#### The records
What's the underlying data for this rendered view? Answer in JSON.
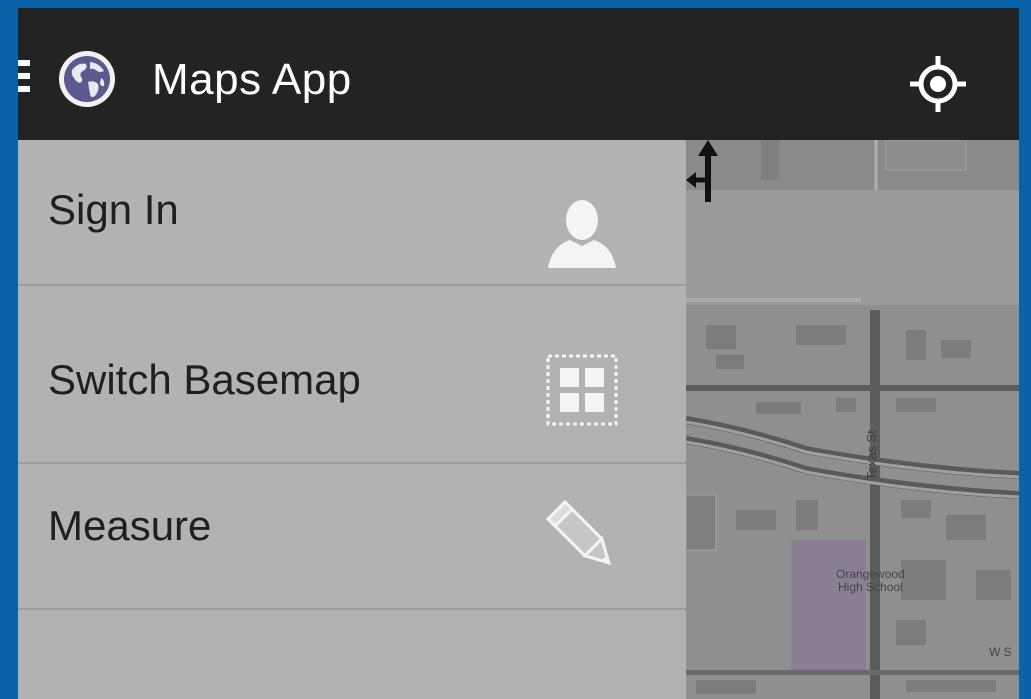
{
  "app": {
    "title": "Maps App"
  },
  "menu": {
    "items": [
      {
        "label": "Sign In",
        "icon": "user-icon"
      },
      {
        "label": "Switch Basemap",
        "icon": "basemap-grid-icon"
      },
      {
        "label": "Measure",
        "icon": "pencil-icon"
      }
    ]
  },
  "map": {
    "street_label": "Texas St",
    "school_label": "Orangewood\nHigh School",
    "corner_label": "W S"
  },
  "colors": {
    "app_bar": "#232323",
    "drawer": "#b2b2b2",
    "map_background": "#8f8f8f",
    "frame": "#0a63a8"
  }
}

==

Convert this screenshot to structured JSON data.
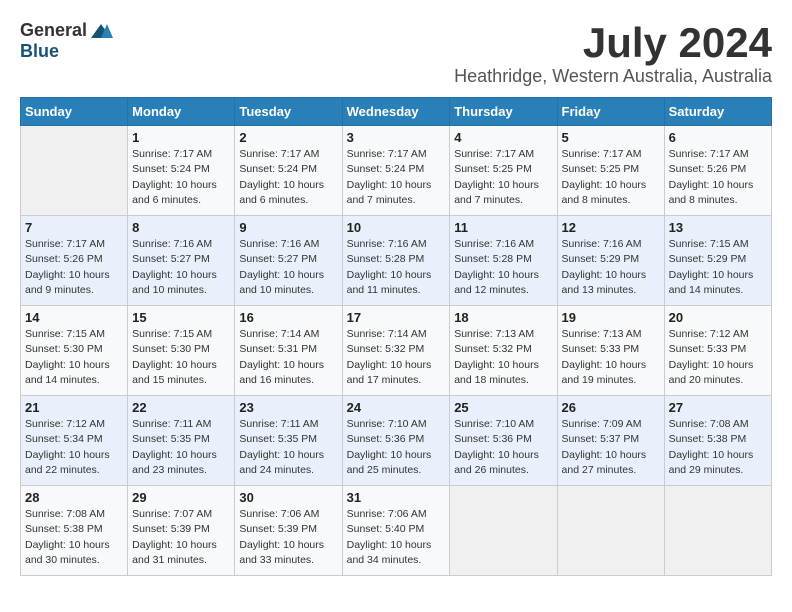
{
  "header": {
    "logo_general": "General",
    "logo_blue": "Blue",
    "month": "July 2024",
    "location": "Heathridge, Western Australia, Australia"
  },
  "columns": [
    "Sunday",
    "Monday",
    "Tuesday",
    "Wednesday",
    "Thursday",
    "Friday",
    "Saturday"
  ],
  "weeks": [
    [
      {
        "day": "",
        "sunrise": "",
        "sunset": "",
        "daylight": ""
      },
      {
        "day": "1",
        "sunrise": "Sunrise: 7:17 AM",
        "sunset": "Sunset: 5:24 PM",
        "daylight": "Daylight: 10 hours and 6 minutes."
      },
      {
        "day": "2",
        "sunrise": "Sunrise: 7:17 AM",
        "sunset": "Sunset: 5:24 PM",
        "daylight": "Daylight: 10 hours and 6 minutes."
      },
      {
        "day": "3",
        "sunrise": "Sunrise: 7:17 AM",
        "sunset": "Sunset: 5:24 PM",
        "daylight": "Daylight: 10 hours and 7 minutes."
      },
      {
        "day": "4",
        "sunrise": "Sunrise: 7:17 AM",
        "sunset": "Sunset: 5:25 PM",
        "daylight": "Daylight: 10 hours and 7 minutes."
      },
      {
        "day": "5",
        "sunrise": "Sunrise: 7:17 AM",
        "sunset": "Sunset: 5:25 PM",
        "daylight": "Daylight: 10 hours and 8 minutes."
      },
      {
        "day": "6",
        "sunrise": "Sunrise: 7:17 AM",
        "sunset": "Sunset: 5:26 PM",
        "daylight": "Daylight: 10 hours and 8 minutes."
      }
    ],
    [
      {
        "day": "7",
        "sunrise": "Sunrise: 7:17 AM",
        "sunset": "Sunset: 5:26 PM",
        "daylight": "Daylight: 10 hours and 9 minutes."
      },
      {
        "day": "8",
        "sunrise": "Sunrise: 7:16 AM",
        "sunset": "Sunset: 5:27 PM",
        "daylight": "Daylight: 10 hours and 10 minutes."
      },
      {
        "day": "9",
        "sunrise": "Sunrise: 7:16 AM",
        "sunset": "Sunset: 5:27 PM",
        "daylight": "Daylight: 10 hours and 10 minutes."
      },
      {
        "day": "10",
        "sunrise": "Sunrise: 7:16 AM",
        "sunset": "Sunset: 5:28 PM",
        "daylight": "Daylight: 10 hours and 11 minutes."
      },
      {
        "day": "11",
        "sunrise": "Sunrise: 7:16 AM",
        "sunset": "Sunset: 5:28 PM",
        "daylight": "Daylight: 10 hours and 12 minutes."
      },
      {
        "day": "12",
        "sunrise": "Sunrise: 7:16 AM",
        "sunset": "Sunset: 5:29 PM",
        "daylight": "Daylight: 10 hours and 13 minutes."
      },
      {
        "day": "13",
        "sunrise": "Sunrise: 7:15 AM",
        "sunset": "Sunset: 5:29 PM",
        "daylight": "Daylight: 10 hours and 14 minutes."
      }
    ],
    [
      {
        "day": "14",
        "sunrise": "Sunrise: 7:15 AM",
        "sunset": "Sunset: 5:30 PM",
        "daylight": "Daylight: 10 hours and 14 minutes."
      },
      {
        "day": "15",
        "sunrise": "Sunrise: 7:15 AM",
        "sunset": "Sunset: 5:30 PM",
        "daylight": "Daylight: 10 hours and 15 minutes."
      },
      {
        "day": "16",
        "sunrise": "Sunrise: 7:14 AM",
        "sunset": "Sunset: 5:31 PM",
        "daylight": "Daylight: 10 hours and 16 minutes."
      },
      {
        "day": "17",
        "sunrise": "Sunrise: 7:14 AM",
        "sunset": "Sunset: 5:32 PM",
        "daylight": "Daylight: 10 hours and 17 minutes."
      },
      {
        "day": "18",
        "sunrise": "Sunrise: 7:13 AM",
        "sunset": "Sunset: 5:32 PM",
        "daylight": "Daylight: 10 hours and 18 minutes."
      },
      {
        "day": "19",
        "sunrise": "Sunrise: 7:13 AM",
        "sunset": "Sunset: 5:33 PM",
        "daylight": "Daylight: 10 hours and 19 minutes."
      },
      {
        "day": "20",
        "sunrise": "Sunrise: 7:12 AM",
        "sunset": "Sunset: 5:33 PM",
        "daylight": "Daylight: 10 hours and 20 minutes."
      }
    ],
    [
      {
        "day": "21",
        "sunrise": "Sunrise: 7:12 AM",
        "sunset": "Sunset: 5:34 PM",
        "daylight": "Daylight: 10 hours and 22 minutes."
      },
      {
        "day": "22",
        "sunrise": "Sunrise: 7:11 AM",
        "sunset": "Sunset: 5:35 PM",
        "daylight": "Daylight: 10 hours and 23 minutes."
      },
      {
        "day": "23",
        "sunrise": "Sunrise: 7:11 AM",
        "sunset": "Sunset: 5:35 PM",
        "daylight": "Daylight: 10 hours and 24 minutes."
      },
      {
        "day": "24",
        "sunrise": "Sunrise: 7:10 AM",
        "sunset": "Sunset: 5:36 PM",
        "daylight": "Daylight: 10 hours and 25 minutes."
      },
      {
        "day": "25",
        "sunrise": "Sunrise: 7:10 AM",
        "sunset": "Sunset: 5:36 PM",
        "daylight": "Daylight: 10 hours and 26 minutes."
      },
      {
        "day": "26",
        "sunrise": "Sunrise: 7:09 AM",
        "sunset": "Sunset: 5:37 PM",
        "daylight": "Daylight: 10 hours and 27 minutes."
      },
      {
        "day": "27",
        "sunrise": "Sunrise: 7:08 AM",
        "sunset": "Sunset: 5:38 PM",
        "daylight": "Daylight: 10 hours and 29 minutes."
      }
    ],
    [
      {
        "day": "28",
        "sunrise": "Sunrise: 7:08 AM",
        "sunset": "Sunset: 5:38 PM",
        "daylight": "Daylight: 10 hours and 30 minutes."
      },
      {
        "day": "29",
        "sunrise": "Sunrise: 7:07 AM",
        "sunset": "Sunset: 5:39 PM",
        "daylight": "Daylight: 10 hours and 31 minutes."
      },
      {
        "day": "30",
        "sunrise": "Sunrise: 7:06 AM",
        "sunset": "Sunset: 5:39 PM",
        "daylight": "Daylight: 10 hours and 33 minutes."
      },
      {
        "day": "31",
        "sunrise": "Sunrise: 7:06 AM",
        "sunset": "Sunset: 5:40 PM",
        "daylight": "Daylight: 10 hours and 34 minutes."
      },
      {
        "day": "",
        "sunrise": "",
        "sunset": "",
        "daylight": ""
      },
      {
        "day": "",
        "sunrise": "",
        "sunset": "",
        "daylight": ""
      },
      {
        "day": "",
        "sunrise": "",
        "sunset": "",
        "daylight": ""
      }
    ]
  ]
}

* * *

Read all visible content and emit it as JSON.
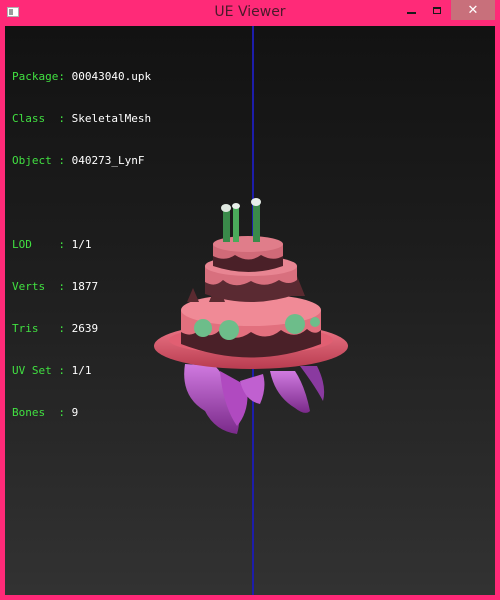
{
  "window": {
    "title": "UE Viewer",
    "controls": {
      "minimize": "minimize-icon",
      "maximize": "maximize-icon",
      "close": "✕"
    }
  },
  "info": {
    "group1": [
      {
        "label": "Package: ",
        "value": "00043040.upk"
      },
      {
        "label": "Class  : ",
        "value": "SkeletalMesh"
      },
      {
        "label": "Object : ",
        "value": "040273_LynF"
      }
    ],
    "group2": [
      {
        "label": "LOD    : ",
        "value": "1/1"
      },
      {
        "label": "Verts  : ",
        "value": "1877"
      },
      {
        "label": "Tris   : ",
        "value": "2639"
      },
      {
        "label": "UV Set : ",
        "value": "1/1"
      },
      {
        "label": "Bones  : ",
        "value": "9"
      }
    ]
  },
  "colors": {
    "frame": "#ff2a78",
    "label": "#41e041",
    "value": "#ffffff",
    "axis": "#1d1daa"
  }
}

#### The task
Your answer should be only a number: how many lines of the data above contain the string "value"?

#### Solved exercise
9